* Begin Entries shown *

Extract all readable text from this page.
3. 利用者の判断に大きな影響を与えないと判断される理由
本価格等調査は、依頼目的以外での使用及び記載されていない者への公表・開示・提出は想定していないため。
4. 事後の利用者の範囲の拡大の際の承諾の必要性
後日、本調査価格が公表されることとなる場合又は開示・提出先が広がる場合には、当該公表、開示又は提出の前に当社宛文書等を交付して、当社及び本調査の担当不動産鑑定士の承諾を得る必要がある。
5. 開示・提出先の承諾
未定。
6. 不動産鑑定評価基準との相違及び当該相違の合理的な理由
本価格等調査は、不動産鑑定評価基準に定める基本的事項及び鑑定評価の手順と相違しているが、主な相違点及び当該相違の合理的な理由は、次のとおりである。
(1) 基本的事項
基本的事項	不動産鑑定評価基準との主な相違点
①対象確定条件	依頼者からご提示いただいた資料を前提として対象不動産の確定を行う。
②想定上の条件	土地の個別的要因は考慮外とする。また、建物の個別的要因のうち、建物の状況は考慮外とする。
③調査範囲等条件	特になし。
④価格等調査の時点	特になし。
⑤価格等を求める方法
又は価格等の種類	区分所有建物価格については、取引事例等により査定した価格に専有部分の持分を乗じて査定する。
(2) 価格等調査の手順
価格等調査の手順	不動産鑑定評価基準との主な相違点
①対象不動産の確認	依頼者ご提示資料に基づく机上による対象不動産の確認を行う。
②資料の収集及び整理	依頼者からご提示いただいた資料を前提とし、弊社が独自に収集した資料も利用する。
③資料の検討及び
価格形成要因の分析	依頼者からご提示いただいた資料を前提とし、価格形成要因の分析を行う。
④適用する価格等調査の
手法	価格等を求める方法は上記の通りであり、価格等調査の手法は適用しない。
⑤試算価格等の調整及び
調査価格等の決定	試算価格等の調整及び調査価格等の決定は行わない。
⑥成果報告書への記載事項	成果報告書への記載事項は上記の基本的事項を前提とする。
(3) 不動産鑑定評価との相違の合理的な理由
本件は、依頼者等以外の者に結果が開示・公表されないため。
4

* End Entries shown *

> [Task description]: Go through the material and select each line with the string "価格等調査の手順" in it.

> [Finished answer]:
(2) 価格等調査の手順
価格等調査の手順	不動産鑑定評価基準との主な相違点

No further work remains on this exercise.